------ Recorded data ------

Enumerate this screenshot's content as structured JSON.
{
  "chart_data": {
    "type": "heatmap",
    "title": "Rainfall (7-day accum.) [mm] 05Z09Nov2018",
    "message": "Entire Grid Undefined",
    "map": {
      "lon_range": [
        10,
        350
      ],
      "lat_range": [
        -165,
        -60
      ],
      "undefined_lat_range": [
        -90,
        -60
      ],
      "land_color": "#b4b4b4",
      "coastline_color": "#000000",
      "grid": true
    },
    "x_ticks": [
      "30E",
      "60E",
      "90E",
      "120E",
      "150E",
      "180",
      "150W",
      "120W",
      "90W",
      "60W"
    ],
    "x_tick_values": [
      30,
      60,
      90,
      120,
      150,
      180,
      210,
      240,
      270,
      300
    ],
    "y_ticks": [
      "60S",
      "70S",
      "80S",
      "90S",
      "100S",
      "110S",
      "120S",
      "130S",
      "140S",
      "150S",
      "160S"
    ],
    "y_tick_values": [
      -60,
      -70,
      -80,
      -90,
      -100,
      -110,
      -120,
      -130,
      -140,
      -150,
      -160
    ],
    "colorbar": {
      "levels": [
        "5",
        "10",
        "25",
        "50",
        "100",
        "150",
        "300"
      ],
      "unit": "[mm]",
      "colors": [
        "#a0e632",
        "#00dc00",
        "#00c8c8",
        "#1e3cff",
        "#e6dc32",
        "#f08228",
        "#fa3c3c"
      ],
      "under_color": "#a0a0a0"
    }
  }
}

------
------ Recorded data ------

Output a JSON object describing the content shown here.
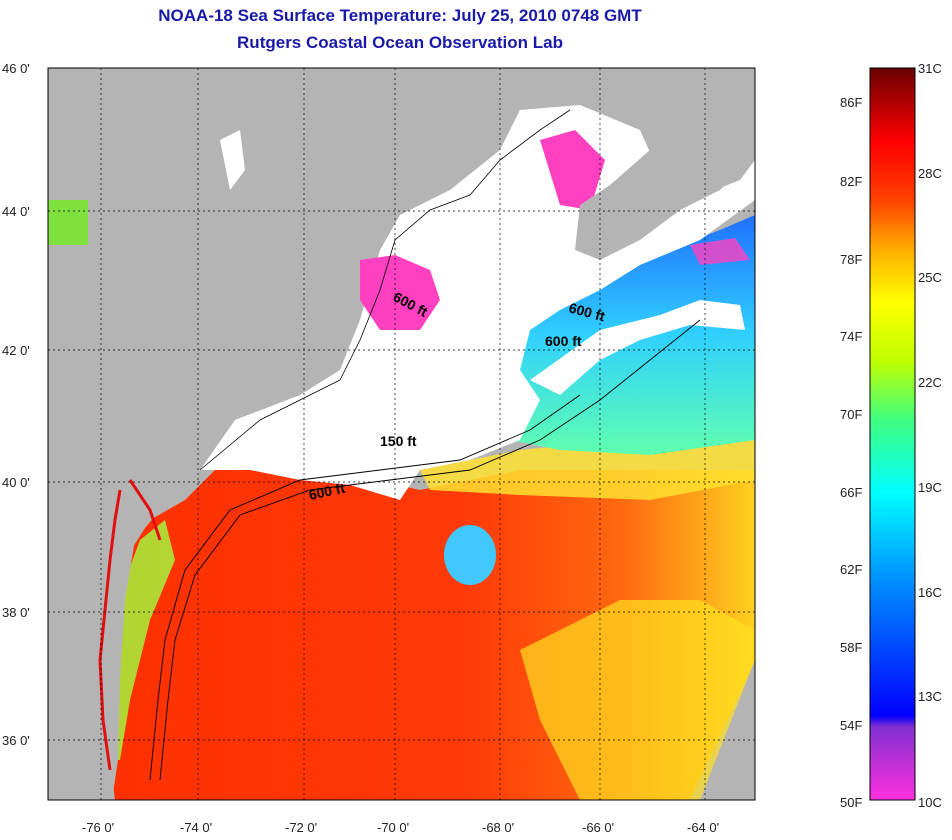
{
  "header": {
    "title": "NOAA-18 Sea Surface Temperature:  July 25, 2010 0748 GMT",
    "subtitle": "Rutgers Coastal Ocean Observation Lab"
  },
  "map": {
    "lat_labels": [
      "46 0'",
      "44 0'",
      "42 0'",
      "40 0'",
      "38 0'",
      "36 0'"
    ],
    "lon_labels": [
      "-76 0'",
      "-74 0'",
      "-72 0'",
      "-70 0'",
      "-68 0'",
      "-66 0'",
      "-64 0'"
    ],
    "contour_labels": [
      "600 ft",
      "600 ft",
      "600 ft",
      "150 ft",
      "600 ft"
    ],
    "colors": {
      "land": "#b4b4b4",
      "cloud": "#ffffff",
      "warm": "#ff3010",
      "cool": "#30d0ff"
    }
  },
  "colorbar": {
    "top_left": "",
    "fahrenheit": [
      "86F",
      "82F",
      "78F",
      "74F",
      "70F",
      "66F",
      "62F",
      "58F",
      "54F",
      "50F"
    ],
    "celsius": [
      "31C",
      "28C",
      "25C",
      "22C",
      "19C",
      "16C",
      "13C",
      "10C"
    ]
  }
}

------

Out of the records, collect only those lines that contain the string "JSON".

Enumerate this screenshot's content as structured JSON.
Output a JSON object describing the content shown here.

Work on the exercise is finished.